▶ INFORMATION SHOWN
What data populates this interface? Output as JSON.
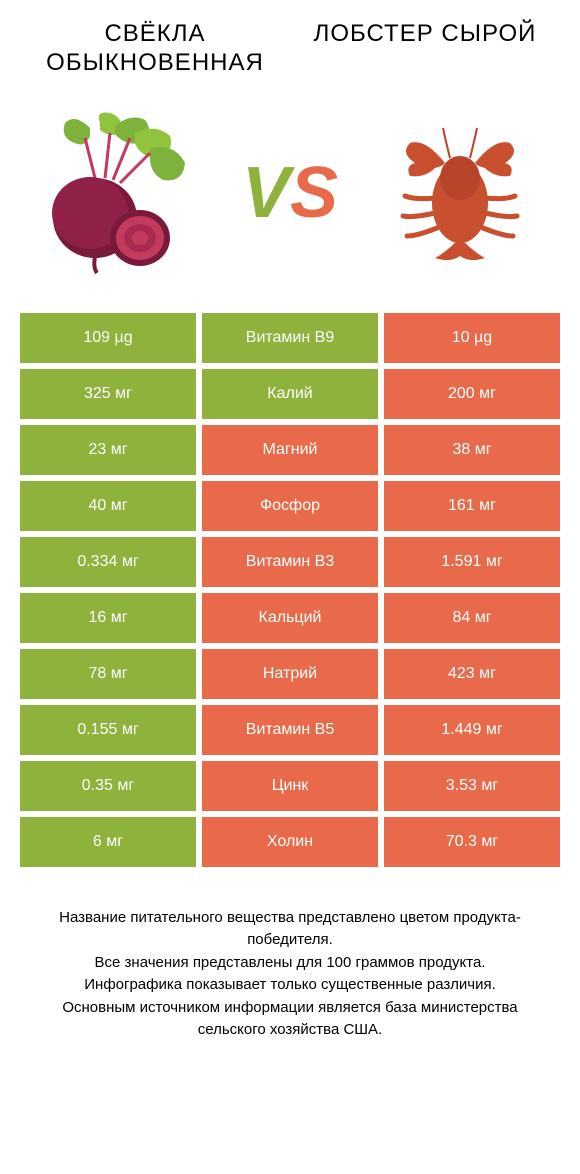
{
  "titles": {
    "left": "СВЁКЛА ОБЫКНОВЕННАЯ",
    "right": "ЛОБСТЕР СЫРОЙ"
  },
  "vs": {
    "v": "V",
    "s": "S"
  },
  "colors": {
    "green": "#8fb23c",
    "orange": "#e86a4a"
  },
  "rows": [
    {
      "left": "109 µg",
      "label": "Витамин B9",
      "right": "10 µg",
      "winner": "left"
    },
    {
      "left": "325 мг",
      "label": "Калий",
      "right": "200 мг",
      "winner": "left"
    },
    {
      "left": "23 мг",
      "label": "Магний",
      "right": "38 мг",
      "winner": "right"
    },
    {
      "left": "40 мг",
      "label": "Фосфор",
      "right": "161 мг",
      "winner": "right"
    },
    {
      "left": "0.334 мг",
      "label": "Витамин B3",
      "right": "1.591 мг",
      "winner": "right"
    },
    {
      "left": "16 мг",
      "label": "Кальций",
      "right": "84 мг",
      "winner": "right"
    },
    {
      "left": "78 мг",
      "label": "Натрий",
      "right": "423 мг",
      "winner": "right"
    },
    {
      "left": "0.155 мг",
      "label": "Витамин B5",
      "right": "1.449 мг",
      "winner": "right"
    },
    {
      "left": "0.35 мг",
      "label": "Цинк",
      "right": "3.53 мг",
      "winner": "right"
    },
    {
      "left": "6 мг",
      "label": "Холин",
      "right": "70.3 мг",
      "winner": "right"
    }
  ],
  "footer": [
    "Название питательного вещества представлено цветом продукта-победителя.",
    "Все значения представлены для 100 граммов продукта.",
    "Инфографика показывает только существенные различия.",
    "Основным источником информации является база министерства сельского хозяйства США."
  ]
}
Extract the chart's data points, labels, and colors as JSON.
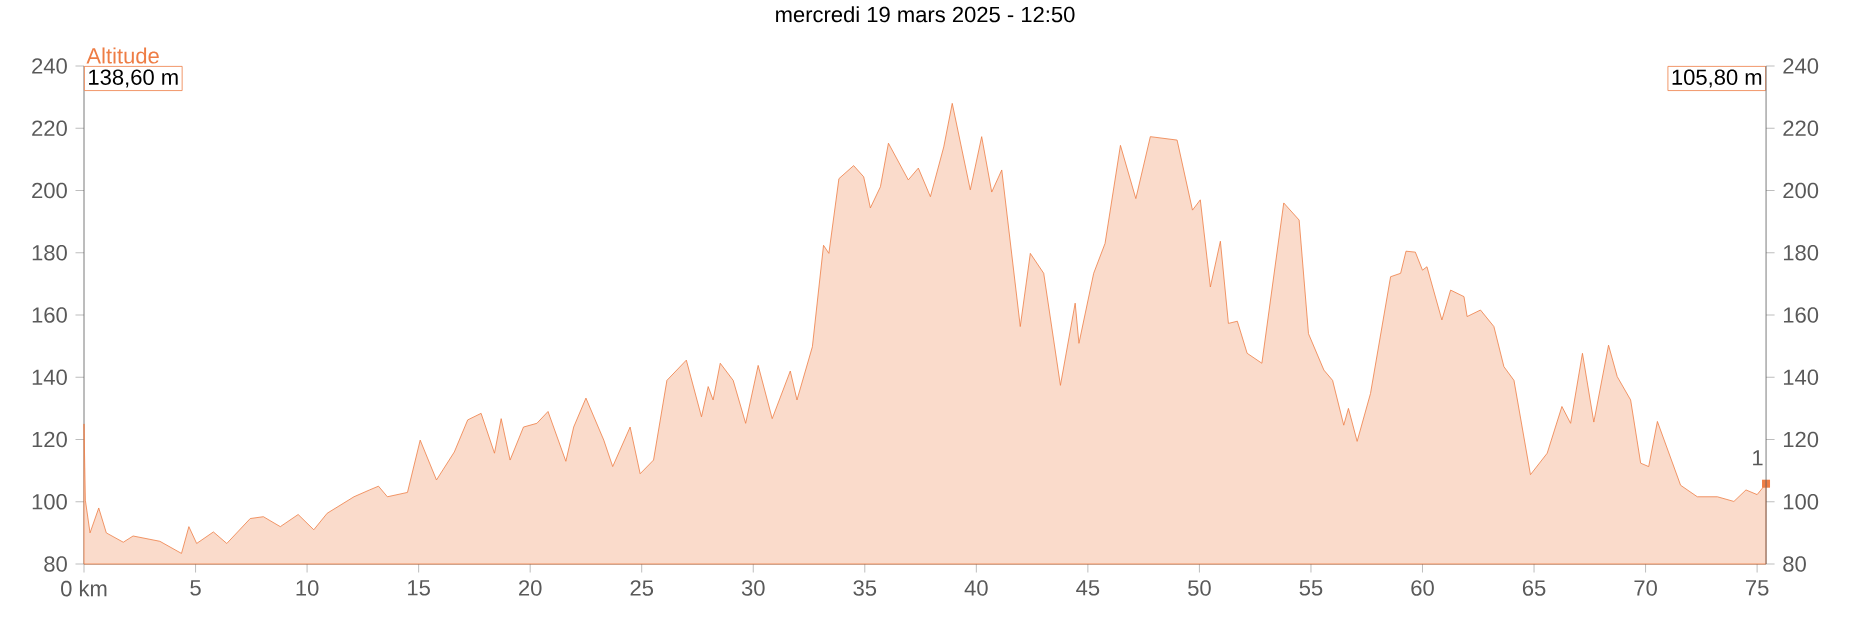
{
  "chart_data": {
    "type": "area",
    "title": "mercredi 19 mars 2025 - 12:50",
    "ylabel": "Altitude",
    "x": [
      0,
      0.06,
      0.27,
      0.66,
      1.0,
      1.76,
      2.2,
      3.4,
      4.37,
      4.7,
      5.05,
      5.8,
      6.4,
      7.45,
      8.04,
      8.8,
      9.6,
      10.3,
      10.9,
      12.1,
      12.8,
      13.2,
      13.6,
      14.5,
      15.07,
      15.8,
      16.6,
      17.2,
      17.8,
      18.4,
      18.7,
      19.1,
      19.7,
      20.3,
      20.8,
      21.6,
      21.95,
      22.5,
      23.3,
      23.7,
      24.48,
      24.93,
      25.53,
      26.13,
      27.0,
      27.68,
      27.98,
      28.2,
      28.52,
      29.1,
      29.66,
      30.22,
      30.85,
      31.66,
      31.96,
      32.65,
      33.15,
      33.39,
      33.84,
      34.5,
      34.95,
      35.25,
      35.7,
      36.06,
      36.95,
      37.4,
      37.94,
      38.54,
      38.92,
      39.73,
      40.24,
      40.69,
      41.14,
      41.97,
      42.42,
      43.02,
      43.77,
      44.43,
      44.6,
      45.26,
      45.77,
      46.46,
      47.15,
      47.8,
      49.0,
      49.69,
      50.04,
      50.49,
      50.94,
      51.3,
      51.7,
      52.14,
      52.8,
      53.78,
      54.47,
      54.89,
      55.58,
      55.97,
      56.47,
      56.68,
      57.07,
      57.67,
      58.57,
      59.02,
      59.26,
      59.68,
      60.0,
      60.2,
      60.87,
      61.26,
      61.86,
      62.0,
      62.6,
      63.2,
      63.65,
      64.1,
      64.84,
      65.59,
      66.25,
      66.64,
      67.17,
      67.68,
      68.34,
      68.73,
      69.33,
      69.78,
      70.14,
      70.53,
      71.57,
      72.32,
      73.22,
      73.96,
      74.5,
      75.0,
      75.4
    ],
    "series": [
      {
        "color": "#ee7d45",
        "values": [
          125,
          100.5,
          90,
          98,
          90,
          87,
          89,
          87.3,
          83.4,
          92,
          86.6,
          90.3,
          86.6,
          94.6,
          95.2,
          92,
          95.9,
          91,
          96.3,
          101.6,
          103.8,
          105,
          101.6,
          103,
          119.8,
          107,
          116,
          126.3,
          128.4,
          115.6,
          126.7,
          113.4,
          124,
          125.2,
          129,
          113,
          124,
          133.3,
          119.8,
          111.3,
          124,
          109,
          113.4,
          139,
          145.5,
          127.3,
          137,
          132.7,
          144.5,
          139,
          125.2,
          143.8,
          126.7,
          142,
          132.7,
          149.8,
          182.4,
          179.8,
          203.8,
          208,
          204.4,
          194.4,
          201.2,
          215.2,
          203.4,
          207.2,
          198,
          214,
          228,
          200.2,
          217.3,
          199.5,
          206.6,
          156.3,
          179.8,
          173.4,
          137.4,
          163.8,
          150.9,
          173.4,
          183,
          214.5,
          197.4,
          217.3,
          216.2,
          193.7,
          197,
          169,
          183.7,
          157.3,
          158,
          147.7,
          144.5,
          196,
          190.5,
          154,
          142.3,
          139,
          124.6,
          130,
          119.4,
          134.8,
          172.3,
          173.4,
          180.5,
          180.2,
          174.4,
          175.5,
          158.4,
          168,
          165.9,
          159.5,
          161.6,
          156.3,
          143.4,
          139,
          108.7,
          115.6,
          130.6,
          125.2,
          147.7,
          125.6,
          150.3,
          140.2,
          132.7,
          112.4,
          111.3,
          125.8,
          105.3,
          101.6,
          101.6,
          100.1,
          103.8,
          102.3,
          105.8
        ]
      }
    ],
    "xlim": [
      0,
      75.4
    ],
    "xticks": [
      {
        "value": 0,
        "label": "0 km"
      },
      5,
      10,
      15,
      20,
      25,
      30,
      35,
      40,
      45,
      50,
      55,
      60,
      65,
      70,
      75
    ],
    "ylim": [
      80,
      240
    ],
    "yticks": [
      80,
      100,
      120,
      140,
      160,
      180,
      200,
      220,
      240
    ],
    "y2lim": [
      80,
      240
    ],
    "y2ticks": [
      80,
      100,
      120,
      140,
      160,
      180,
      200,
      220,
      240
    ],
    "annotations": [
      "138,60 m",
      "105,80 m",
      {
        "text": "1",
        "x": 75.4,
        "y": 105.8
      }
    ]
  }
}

▶ GIVEN INSTRUCTION
Nothing in the entries should change as you copy them, except that the pictures are left out.

▶ OUTPUT BELOW
What data populates this interface? Output as JSON.
{
  "titles": {
    "left": "СВЁКЛА ОБЫКНОВЕННАЯ",
    "right": "ЛОБСТЕР СЫРОЙ"
  },
  "vs": {
    "v": "V",
    "s": "S"
  },
  "colors": {
    "green": "#8fb23c",
    "orange": "#e86a4a"
  },
  "rows": [
    {
      "left": "109 µg",
      "label": "Витамин B9",
      "right": "10 µg",
      "winner": "left"
    },
    {
      "left": "325 мг",
      "label": "Калий",
      "right": "200 мг",
      "winner": "left"
    },
    {
      "left": "23 мг",
      "label": "Магний",
      "right": "38 мг",
      "winner": "right"
    },
    {
      "left": "40 мг",
      "label": "Фосфор",
      "right": "161 мг",
      "winner": "right"
    },
    {
      "left": "0.334 мг",
      "label": "Витамин B3",
      "right": "1.591 мг",
      "winner": "right"
    },
    {
      "left": "16 мг",
      "label": "Кальций",
      "right": "84 мг",
      "winner": "right"
    },
    {
      "left": "78 мг",
      "label": "Натрий",
      "right": "423 мг",
      "winner": "right"
    },
    {
      "left": "0.155 мг",
      "label": "Витамин B5",
      "right": "1.449 мг",
      "winner": "right"
    },
    {
      "left": "0.35 мг",
      "label": "Цинк",
      "right": "3.53 мг",
      "winner": "right"
    },
    {
      "left": "6 мг",
      "label": "Холин",
      "right": "70.3 мг",
      "winner": "right"
    }
  ],
  "footer": [
    "Название питательного вещества представлено цветом продукта-победителя.",
    "Все значения представлены для 100 граммов продукта.",
    "Инфографика показывает только существенные различия.",
    "Основным источником информации является база министерства сельского хозяйства США."
  ]
}
Extract the chart's data points, labels, and colors as JSON.
{
  "chart_data": {
    "type": "area",
    "title": "mercredi 19 mars 2025 - 12:50",
    "ylabel": "Altitude",
    "x": [
      0,
      0.06,
      0.27,
      0.66,
      1.0,
      1.76,
      2.2,
      3.4,
      4.37,
      4.7,
      5.05,
      5.8,
      6.4,
      7.45,
      8.04,
      8.8,
      9.6,
      10.3,
      10.9,
      12.1,
      12.8,
      13.2,
      13.6,
      14.5,
      15.07,
      15.8,
      16.6,
      17.2,
      17.8,
      18.4,
      18.7,
      19.1,
      19.7,
      20.3,
      20.8,
      21.6,
      21.95,
      22.5,
      23.3,
      23.7,
      24.48,
      24.93,
      25.53,
      26.13,
      27.0,
      27.68,
      27.98,
      28.2,
      28.52,
      29.1,
      29.66,
      30.22,
      30.85,
      31.66,
      31.96,
      32.65,
      33.15,
      33.39,
      33.84,
      34.5,
      34.95,
      35.25,
      35.7,
      36.06,
      36.95,
      37.4,
      37.94,
      38.54,
      38.92,
      39.73,
      40.24,
      40.69,
      41.14,
      41.97,
      42.42,
      43.02,
      43.77,
      44.43,
      44.6,
      45.26,
      45.77,
      46.46,
      47.15,
      47.8,
      49.0,
      49.69,
      50.04,
      50.49,
      50.94,
      51.3,
      51.7,
      52.14,
      52.8,
      53.78,
      54.47,
      54.89,
      55.58,
      55.97,
      56.47,
      56.68,
      57.07,
      57.67,
      58.57,
      59.02,
      59.26,
      59.68,
      60.0,
      60.2,
      60.87,
      61.26,
      61.86,
      62.0,
      62.6,
      63.2,
      63.65,
      64.1,
      64.84,
      65.59,
      66.25,
      66.64,
      67.17,
      67.68,
      68.34,
      68.73,
      69.33,
      69.78,
      70.14,
      70.53,
      71.57,
      72.32,
      73.22,
      73.96,
      74.5,
      75.0,
      75.4
    ],
    "series": [
      {
        "color": "#ee7d45",
        "values": [
          125,
          100.5,
          90,
          98,
          90,
          87,
          89,
          87.3,
          83.4,
          92,
          86.6,
          90.3,
          86.6,
          94.6,
          95.2,
          92,
          95.9,
          91,
          96.3,
          101.6,
          103.8,
          105,
          101.6,
          103,
          119.8,
          107,
          116,
          126.3,
          128.4,
          115.6,
          126.7,
          113.4,
          124,
          125.2,
          129,
          113,
          124,
          133.3,
          119.8,
          111.3,
          124,
          109,
          113.4,
          139,
          145.5,
          127.3,
          137,
          132.7,
          144.5,
          139,
          125.2,
          143.8,
          126.7,
          142,
          132.7,
          149.8,
          182.4,
          179.8,
          203.8,
          208,
          204.4,
          194.4,
          201.2,
          215.2,
          203.4,
          207.2,
          198,
          214,
          228,
          200.2,
          217.3,
          199.5,
          206.6,
          156.3,
          179.8,
          173.4,
          137.4,
          163.8,
          150.9,
          173.4,
          183,
          214.5,
          197.4,
          217.3,
          216.2,
          193.7,
          197,
          169,
          183.7,
          157.3,
          158,
          147.7,
          144.5,
          196,
          190.5,
          154,
          142.3,
          139,
          124.6,
          130,
          119.4,
          134.8,
          172.3,
          173.4,
          180.5,
          180.2,
          174.4,
          175.5,
          158.4,
          168,
          165.9,
          159.5,
          161.6,
          156.3,
          143.4,
          139,
          108.7,
          115.6,
          130.6,
          125.2,
          147.7,
          125.6,
          150.3,
          140.2,
          132.7,
          112.4,
          111.3,
          125.8,
          105.3,
          101.6,
          101.6,
          100.1,
          103.8,
          102.3,
          105.8
        ]
      }
    ],
    "xlim": [
      0,
      75.4
    ],
    "xticks": [
      {
        "value": 0,
        "label": "0 km"
      },
      5,
      10,
      15,
      20,
      25,
      30,
      35,
      40,
      45,
      50,
      55,
      60,
      65,
      70,
      75
    ],
    "ylim": [
      80,
      240
    ],
    "yticks": [
      80,
      100,
      120,
      140,
      160,
      180,
      200,
      220,
      240
    ],
    "y2lim": [
      80,
      240
    ],
    "y2ticks": [
      80,
      100,
      120,
      140,
      160,
      180,
      200,
      220,
      240
    ],
    "annotations": [
      "138,60 m",
      "105,80 m",
      {
        "text": "1",
        "x": 75.4,
        "y": 105.8
      }
    ]
  }
}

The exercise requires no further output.